Written request ▸ Isolate every line in the data with the string "haber" and copy it.

Source records:
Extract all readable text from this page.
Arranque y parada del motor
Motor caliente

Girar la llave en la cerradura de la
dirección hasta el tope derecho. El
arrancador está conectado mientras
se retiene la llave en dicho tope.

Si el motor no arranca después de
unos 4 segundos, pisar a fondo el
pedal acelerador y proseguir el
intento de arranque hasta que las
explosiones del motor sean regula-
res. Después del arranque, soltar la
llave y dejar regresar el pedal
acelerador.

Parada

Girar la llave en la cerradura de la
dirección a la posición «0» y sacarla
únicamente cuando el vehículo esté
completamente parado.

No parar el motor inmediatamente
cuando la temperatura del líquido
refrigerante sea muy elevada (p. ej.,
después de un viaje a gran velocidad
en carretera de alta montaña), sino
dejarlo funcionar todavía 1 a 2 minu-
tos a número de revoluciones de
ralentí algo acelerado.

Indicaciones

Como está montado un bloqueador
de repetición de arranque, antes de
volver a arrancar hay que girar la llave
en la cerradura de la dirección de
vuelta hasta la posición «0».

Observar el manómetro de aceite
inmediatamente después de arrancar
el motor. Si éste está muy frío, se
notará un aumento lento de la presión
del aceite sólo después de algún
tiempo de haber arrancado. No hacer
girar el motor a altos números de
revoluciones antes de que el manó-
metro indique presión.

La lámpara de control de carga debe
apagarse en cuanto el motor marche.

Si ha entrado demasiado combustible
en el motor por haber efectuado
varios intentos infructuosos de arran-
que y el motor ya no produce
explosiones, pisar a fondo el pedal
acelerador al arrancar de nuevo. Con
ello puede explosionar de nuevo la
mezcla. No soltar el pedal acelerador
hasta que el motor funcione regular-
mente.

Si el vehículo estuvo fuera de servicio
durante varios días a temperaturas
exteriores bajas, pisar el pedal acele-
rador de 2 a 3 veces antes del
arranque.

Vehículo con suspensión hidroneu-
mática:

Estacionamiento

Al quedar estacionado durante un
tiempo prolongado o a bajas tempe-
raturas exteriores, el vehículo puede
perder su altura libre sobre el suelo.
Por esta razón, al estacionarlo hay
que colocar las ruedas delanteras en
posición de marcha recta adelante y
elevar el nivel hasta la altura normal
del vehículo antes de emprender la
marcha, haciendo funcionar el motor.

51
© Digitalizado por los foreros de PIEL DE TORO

Result ▸
tiempo de haber arrancado. No hacer
en el motor por haber efectuado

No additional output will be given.